**Problem statement**
Reproduce all the lines below exactly and omit the images.

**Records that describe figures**
--- Start ---
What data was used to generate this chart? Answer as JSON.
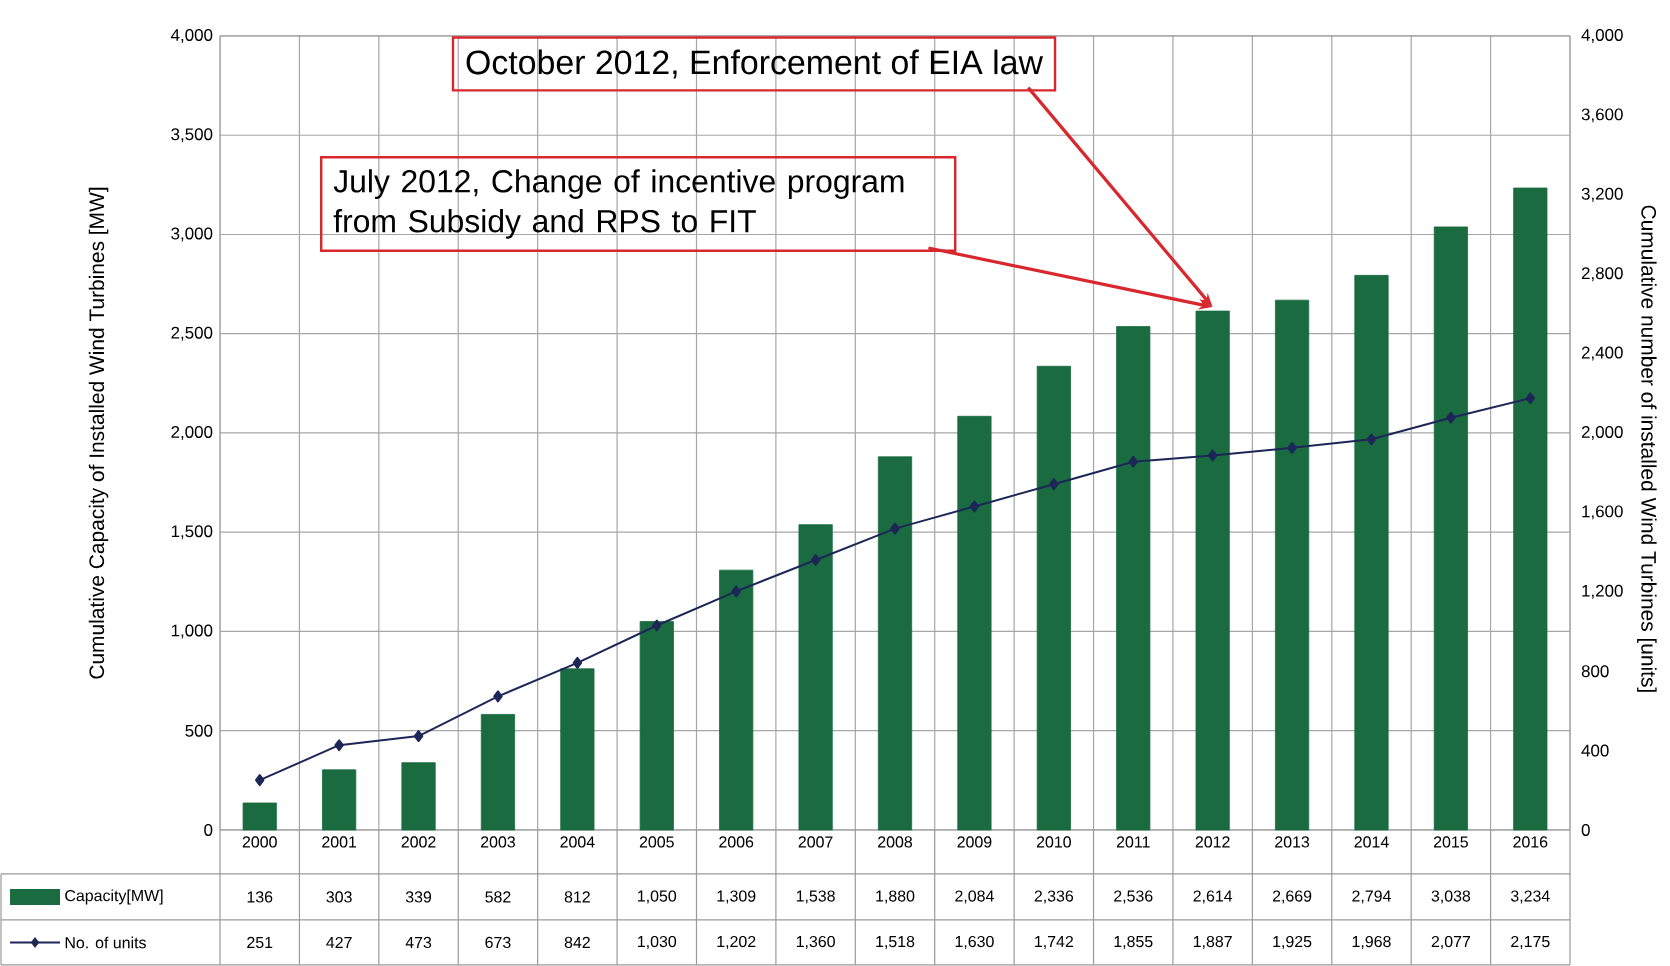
{
  "chart_data": {
    "type": "bar",
    "ylabel": "Cumulative Capacity of Installed Wind Turbines [MW]",
    "y2label": "Cumulative number of installed Wind Turbines [units]",
    "categories": [
      "2000",
      "2001",
      "2002",
      "2003",
      "2004",
      "2005",
      "2006",
      "2007",
      "2008",
      "2009",
      "2010",
      "2011",
      "2012",
      "2013",
      "2014",
      "2015",
      "2016"
    ],
    "series": [
      {
        "name": "Capacity[MW]",
        "axis": "y",
        "color": "#1a6b40",
        "values": [
          136,
          303,
          339,
          582,
          812,
          1050,
          1309,
          1538,
          1880,
          2084,
          2336,
          2536,
          2614,
          2669,
          2794,
          3038,
          3234
        ],
        "value_labels": [
          "136",
          "303",
          "339",
          "582",
          "812",
          "1,050",
          "1,309",
          "1,538",
          "1,880",
          "2,084",
          "2,336",
          "2,536",
          "2,614",
          "2,669",
          "2,794",
          "3,038",
          "3,234"
        ]
      },
      {
        "name": "No. of units",
        "type": "line",
        "axis": "y2",
        "color": "#1c2757",
        "marker": "diamond",
        "values": [
          251,
          427,
          473,
          673,
          842,
          1030,
          1202,
          1360,
          1518,
          1630,
          1742,
          1855,
          1887,
          1925,
          1968,
          2077,
          2175
        ],
        "value_labels": [
          "251",
          "427",
          "473",
          "673",
          "842",
          "1,030",
          "1,202",
          "1,360",
          "1,518",
          "1,630",
          "1,742",
          "1,855",
          "1,887",
          "1,925",
          "1,968",
          "2,077",
          "2,175"
        ]
      }
    ],
    "ylim": [
      0,
      4000
    ],
    "yticks": [
      0,
      500,
      {
        "value": 1000,
        "label": "1,000"
      },
      {
        "value": 1500,
        "label": "1,500"
      },
      {
        "value": 2000,
        "label": "2,000"
      },
      {
        "value": 2500,
        "label": "2,500"
      },
      {
        "value": 3000,
        "label": "3,000"
      },
      {
        "value": 3500,
        "label": "3,500"
      },
      {
        "value": 4000,
        "label": "4,000"
      }
    ],
    "y2lim": [
      0,
      4000
    ],
    "y2ticks": [
      0,
      400,
      800,
      {
        "value": 1200,
        "label": "1,200"
      },
      {
        "value": 1600,
        "label": "1,600"
      },
      {
        "value": 2000,
        "label": "2,000"
      },
      {
        "value": 2400,
        "label": "2,400"
      },
      {
        "value": 2800,
        "label": "2,800"
      },
      {
        "value": 3200,
        "label": "3,200"
      },
      {
        "value": 3600,
        "label": "3,600"
      },
      {
        "value": 4000,
        "label": "4,000"
      }
    ],
    "annotations": [
      {
        "text": "October 2012, Enforcement of EIA law",
        "x": "2012",
        "y": 2614
      },
      {
        "text": "July 2012, Change of incentive program from Subsidy and RPS to FIT",
        "x": "2012",
        "y": 2614
      }
    ],
    "grid": true,
    "legend": "bottom left"
  }
}
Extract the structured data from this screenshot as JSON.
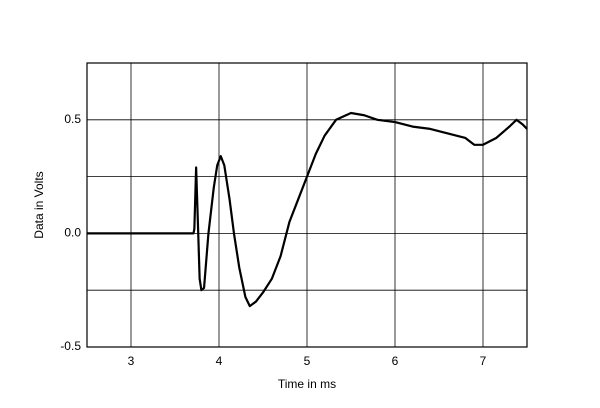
--- End ---
**Written reply**
What data was used to generate this chart? Answer as JSON.
{
  "chart_data": {
    "type": "bar",
    "ylabel": "Cumulative Capacity of Installed Wind Turbines [MW]",
    "y2label": "Cumulative number of installed Wind Turbines [units]",
    "categories": [
      "2000",
      "2001",
      "2002",
      "2003",
      "2004",
      "2005",
      "2006",
      "2007",
      "2008",
      "2009",
      "2010",
      "2011",
      "2012",
      "2013",
      "2014",
      "2015",
      "2016"
    ],
    "series": [
      {
        "name": "Capacity[MW]",
        "axis": "y",
        "color": "#1a6b40",
        "values": [
          136,
          303,
          339,
          582,
          812,
          1050,
          1309,
          1538,
          1880,
          2084,
          2336,
          2536,
          2614,
          2669,
          2794,
          3038,
          3234
        ],
        "value_labels": [
          "136",
          "303",
          "339",
          "582",
          "812",
          "1,050",
          "1,309",
          "1,538",
          "1,880",
          "2,084",
          "2,336",
          "2,536",
          "2,614",
          "2,669",
          "2,794",
          "3,038",
          "3,234"
        ]
      },
      {
        "name": "No. of units",
        "type": "line",
        "axis": "y2",
        "color": "#1c2757",
        "marker": "diamond",
        "values": [
          251,
          427,
          473,
          673,
          842,
          1030,
          1202,
          1360,
          1518,
          1630,
          1742,
          1855,
          1887,
          1925,
          1968,
          2077,
          2175
        ],
        "value_labels": [
          "251",
          "427",
          "473",
          "673",
          "842",
          "1,030",
          "1,202",
          "1,360",
          "1,518",
          "1,630",
          "1,742",
          "1,855",
          "1,887",
          "1,925",
          "1,968",
          "2,077",
          "2,175"
        ]
      }
    ],
    "ylim": [
      0,
      4000
    ],
    "yticks": [
      0,
      500,
      {
        "value": 1000,
        "label": "1,000"
      },
      {
        "value": 1500,
        "label": "1,500"
      },
      {
        "value": 2000,
        "label": "2,000"
      },
      {
        "value": 2500,
        "label": "2,500"
      },
      {
        "value": 3000,
        "label": "3,000"
      },
      {
        "value": 3500,
        "label": "3,500"
      },
      {
        "value": 4000,
        "label": "4,000"
      }
    ],
    "y2lim": [
      0,
      4000
    ],
    "y2ticks": [
      0,
      400,
      800,
      {
        "value": 1200,
        "label": "1,200"
      },
      {
        "value": 1600,
        "label": "1,600"
      },
      {
        "value": 2000,
        "label": "2,000"
      },
      {
        "value": 2400,
        "label": "2,400"
      },
      {
        "value": 2800,
        "label": "2,800"
      },
      {
        "value": 3200,
        "label": "3,200"
      },
      {
        "value": 3600,
        "label": "3,600"
      },
      {
        "value": 4000,
        "label": "4,000"
      }
    ],
    "annotations": [
      {
        "text": "October 2012, Enforcement of EIA law",
        "x": "2012",
        "y": 2614
      },
      {
        "text": "July 2012, Change of incentive program from Subsidy and RPS to FIT",
        "x": "2012",
        "y": 2614
      }
    ],
    "grid": true,
    "legend": "bottom left"
  }
}
Extract the structured data from this screenshot as JSON.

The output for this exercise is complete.